## Dataset
◆ ◆ ◆

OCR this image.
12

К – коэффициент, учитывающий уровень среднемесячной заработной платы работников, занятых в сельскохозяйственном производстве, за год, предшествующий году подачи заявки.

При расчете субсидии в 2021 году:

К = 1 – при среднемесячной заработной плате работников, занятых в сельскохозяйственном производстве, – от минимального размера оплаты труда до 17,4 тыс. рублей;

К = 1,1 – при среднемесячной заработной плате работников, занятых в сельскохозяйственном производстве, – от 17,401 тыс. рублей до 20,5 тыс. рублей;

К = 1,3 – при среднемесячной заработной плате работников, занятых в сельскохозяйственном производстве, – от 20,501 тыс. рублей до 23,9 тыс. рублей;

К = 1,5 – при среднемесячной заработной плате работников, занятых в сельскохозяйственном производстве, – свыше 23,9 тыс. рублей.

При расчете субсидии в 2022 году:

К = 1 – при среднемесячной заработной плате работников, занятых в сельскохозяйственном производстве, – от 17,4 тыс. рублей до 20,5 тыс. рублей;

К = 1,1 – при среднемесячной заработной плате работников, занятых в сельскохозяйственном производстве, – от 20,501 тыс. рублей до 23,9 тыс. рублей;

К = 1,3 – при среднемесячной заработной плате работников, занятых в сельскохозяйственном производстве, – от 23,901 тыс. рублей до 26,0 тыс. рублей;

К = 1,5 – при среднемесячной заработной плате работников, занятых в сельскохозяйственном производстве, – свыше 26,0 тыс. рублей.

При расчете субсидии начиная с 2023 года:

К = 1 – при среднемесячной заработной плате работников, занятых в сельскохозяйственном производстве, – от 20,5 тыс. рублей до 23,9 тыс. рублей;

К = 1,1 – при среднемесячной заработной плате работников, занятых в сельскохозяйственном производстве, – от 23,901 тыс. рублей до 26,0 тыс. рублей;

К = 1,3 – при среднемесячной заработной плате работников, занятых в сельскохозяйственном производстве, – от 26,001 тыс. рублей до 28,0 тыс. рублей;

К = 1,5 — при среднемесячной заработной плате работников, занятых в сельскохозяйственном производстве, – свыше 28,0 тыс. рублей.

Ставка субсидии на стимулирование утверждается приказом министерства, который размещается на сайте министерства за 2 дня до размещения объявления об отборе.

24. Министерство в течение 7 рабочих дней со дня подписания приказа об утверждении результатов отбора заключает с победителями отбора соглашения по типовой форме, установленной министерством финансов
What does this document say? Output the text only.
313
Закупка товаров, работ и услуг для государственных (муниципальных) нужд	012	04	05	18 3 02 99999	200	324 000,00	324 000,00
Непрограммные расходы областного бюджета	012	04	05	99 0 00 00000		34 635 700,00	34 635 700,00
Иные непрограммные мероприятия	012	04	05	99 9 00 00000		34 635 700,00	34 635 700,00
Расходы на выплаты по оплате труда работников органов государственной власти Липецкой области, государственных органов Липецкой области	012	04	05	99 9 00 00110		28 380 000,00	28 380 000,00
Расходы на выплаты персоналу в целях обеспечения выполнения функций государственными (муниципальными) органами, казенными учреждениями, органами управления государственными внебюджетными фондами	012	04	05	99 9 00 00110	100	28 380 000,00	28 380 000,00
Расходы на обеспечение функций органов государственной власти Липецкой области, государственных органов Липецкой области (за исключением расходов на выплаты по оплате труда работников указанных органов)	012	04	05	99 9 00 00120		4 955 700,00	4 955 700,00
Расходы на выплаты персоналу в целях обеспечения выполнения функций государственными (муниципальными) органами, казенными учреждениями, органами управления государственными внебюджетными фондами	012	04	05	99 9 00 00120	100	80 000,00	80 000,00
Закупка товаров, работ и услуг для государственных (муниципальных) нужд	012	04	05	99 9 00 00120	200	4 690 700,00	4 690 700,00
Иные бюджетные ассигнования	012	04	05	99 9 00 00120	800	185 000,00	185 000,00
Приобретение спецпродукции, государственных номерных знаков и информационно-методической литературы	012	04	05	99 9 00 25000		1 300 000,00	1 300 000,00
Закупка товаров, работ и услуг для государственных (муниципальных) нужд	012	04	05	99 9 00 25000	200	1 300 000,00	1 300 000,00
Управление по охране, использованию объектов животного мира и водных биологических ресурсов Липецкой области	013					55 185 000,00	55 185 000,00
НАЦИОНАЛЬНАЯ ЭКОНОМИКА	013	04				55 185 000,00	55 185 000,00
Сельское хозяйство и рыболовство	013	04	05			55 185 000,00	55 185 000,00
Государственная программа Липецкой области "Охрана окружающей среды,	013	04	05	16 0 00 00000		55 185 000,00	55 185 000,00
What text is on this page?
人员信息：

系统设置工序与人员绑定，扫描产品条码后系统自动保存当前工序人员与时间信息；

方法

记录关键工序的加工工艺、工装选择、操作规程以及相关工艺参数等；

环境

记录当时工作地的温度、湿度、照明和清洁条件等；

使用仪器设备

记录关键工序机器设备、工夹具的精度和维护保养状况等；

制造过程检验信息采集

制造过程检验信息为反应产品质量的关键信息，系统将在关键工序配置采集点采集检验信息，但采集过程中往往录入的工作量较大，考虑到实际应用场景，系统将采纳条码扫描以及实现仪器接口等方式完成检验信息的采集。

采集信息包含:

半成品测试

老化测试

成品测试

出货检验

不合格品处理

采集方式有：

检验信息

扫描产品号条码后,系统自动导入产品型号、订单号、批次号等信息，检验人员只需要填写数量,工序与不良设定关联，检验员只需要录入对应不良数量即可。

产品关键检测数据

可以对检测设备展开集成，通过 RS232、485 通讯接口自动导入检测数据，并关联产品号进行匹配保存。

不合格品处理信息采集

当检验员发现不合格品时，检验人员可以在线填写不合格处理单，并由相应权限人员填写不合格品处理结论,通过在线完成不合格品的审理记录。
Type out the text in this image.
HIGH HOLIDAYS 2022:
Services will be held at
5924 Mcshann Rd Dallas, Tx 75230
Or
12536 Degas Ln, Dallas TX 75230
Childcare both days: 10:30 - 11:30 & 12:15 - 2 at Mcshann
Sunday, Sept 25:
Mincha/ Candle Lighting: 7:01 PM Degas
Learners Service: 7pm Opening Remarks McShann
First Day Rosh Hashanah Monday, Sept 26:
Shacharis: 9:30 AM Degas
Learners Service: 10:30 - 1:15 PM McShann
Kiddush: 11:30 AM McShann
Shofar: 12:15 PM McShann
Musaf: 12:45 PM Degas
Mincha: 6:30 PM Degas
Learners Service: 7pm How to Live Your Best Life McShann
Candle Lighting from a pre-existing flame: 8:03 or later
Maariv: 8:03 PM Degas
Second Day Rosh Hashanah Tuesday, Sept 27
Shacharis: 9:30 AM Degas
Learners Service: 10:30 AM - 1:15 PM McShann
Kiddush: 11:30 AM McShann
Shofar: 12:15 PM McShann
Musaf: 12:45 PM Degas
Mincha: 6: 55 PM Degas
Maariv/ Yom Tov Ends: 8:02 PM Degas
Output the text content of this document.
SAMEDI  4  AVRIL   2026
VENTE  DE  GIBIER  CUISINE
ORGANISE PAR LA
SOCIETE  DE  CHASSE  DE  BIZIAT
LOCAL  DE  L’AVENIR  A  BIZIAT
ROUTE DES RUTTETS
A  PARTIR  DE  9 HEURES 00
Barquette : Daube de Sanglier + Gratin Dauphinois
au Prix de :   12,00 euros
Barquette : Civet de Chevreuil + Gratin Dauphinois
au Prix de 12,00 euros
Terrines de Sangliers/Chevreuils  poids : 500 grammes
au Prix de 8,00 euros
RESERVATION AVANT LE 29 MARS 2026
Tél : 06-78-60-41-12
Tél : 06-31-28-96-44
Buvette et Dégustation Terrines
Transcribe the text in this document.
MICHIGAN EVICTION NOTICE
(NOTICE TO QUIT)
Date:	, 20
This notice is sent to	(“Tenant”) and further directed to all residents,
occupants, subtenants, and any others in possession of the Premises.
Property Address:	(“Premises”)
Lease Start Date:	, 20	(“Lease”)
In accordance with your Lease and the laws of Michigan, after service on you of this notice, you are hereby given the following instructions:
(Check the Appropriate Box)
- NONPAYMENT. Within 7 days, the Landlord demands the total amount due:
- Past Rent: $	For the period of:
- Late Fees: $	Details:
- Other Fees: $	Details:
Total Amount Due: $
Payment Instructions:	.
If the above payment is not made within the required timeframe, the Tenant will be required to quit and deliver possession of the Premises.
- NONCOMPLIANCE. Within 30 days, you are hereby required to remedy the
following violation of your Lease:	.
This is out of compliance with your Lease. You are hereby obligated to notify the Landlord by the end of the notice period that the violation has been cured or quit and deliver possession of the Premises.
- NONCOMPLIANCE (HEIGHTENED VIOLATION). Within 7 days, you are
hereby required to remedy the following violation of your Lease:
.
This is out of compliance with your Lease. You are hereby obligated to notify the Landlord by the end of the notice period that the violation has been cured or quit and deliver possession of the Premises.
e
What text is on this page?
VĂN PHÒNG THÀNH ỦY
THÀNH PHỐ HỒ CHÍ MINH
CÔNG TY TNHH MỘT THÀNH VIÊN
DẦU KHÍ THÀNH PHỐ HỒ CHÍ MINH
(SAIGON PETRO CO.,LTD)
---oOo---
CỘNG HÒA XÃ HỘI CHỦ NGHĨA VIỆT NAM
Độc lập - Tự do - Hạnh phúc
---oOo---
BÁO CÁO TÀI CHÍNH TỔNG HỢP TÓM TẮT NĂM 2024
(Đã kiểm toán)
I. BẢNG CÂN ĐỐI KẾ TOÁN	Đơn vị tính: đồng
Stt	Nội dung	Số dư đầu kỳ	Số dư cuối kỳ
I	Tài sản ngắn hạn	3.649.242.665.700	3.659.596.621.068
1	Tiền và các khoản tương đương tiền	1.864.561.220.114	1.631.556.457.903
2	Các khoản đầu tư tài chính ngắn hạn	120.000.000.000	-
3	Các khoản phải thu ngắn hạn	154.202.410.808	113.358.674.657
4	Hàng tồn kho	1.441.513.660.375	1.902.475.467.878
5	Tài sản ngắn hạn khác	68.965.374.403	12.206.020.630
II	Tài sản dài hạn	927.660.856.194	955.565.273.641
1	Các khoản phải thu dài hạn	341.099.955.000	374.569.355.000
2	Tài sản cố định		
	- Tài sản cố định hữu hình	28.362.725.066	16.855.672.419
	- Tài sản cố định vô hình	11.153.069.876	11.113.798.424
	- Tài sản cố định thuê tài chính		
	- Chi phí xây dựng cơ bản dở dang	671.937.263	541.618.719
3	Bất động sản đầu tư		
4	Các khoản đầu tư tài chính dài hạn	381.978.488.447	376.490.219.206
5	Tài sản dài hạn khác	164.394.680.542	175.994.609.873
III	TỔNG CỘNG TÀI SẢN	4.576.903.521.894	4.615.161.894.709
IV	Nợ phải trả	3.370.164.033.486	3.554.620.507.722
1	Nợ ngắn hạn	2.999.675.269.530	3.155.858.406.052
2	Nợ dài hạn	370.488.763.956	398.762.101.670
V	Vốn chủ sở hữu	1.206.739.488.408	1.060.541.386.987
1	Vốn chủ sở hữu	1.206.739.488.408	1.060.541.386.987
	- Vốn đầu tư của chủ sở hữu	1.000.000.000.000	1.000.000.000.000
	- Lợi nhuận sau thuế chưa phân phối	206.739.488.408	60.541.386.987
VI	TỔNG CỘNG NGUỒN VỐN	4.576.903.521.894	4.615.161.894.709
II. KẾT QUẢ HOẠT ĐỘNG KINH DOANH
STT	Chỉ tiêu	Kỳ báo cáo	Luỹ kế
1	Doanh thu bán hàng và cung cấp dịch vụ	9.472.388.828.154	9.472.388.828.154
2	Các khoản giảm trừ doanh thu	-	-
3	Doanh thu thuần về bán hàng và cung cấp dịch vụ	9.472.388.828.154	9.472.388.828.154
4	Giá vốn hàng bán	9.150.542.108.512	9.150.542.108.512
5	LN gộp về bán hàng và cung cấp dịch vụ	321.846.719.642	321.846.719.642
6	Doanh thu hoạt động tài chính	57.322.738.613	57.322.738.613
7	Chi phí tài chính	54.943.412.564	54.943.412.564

◆ ◆ ◆

## Task brief
In the entries above, find every line holding the word "MINH" and copy it out.

## Output for this exercise
THÀNH PHỐ HỒ CHÍ MINH
DẦU KHÍ THÀNH PHỐ HỒ CHÍ MINH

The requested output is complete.